____ 抜粋

疲れた喉をリフレッシュさせるためのエクササイズ、その1。


前回の記事で紹介したとおり、夏というのは意外に喉にとって過酷なシーズンです。
で、今回から何回かに分けて、「喉の疲労」をなんとか誤魔化すためのエクササイズを紹介。


何故、「なんとか誤魔化す」なんて書き方をしたかというと、
…しっかり寝たり、長時間しっかり休息をとらない限り、喉が根本的に「回復」することはまずほとんど無いです。
これから書くようなエクササイズで、
・疲労「感」を無くしたり
・疲労の回復を早めたり
・疲労しにくくなったり
・疲労した状態でもある程度スムーズに声が出せるようになったり
しますが、これらのエクササイズをすれば喉を酷使しても良い…なんてわけがないので、そこは注意です!



○普段出さないような声を出してみる


さて、今回紹介するエクササイズは、
「普段出さないような声を出してみる」
というもの。

________
____ 対象データ

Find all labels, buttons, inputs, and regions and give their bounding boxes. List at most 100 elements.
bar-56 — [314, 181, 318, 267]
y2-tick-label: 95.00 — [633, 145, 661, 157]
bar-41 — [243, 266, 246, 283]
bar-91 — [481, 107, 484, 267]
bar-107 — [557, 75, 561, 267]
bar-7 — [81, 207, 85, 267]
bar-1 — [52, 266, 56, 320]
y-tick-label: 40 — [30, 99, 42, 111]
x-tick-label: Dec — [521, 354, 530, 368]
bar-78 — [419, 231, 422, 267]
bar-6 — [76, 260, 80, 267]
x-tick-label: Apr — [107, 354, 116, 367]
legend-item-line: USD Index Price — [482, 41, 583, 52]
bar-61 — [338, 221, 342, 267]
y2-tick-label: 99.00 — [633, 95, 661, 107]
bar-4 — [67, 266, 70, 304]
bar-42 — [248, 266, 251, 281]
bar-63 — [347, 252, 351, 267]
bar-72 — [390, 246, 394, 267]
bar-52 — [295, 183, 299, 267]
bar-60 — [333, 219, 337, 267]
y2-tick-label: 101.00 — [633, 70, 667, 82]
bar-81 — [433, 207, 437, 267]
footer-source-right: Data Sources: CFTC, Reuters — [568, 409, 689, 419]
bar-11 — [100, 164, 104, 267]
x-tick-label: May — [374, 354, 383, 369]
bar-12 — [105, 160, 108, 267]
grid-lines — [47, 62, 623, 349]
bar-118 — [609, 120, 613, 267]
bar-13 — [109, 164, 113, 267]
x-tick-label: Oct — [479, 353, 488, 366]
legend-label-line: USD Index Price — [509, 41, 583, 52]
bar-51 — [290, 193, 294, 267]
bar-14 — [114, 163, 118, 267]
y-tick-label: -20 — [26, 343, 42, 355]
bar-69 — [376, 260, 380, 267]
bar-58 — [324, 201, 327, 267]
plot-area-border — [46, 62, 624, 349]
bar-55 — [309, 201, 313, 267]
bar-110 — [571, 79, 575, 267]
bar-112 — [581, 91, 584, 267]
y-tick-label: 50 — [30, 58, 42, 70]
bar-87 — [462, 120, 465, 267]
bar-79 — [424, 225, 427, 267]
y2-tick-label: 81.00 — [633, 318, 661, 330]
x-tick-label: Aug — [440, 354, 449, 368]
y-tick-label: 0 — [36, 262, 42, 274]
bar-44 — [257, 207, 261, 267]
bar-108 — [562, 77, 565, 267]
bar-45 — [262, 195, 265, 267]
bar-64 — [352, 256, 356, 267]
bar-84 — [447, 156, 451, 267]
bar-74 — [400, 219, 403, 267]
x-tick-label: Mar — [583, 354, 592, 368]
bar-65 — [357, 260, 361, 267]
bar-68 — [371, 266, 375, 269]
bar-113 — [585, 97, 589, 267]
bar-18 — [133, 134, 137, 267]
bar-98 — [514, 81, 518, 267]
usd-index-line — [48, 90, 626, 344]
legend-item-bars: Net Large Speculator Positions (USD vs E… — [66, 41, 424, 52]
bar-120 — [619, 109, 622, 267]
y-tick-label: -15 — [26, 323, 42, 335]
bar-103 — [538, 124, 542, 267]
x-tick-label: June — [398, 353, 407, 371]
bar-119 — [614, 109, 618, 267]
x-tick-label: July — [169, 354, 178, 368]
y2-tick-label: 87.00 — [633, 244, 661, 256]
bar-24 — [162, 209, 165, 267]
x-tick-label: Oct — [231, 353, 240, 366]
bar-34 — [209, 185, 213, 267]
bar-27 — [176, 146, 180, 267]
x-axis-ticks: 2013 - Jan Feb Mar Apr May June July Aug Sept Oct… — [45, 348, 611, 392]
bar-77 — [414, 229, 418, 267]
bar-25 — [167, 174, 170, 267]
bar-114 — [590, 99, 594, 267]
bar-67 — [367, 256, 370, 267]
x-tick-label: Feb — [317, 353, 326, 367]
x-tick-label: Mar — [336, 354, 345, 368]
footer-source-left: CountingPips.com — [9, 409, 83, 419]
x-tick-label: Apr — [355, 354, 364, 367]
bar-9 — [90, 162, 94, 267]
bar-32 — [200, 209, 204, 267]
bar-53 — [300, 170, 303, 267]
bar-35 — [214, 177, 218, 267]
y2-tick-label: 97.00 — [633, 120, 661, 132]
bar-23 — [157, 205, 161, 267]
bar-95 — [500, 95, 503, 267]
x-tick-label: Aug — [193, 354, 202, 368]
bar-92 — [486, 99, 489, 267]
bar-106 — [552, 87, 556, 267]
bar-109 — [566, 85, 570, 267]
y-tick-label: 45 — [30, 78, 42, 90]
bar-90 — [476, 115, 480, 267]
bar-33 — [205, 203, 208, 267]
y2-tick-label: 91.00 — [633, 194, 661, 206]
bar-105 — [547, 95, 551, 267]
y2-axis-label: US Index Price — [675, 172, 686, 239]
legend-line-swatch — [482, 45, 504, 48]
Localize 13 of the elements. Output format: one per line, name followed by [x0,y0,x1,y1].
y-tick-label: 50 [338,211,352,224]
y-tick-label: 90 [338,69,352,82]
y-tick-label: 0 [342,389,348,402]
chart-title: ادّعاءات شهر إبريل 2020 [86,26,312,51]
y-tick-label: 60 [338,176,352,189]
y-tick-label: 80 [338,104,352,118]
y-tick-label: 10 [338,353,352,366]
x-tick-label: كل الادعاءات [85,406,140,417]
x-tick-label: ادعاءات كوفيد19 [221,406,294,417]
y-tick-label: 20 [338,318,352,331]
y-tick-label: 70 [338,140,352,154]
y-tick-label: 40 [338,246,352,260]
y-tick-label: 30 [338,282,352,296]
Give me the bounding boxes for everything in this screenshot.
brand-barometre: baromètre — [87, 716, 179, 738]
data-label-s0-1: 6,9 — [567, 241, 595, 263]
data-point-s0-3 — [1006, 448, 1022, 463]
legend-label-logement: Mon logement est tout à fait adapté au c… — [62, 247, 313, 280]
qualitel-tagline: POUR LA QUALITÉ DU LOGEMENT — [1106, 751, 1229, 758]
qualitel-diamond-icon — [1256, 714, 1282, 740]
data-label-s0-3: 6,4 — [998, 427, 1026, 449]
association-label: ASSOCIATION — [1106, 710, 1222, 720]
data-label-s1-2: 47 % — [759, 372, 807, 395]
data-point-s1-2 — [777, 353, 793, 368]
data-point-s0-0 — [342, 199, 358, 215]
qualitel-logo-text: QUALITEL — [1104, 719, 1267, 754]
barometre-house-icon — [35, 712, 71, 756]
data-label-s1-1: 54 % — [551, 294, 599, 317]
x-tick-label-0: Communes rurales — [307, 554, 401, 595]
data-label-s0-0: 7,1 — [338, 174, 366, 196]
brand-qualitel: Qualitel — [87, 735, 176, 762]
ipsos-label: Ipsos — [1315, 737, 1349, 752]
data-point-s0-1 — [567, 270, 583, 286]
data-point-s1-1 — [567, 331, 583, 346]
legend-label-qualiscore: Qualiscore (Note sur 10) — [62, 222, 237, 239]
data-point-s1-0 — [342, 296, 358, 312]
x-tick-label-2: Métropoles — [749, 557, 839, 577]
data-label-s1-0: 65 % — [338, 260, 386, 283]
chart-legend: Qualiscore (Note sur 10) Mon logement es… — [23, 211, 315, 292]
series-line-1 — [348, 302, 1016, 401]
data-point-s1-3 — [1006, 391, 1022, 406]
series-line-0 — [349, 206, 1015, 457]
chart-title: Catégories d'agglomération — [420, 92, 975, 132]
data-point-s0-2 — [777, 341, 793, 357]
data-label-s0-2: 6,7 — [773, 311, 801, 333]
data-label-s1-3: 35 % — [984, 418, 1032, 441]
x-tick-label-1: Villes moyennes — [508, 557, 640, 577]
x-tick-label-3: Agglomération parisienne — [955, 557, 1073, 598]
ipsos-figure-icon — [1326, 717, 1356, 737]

________

• [課題の内容]:
喉の疲労に関するエクササイズの抜粋を、一字一句変えずに全文そのまま繰り返してください。 これらの記録は別の出典から取ったものです。

• [解答]:
疲れた喉をリフレッシュさせるためのエクササイズ、その1。


前回の記事で紹介したとおり、夏というのは意外に喉にとって過酷なシーズンです。
で、今回から何回かに分けて、「喉の疲労」をなんとか誤魔化すためのエクササイズを紹介。


何故、「なんとか誤魔化す」なんて書き方をしたかというと、
…しっかり寝たり、長時間しっかり休息をとらない限り、喉が根本的に「回復」することはまずほとんど無いです。
これから書くようなエクササイズで、
・疲労「感」を無くしたり
・疲労の回復を早めたり
・疲労しにくくなったり
・疲労した状態でもある程度スムーズに声が出せるようになったり
しますが、これらのエクササイズをすれば喉を酷使しても良い…なんてわけがないので、そこは注意です!



○普段出さないような声を出してみる


さて、今回紹介するエクササイズは、
「普段出さないような声を出してみる」
というもの。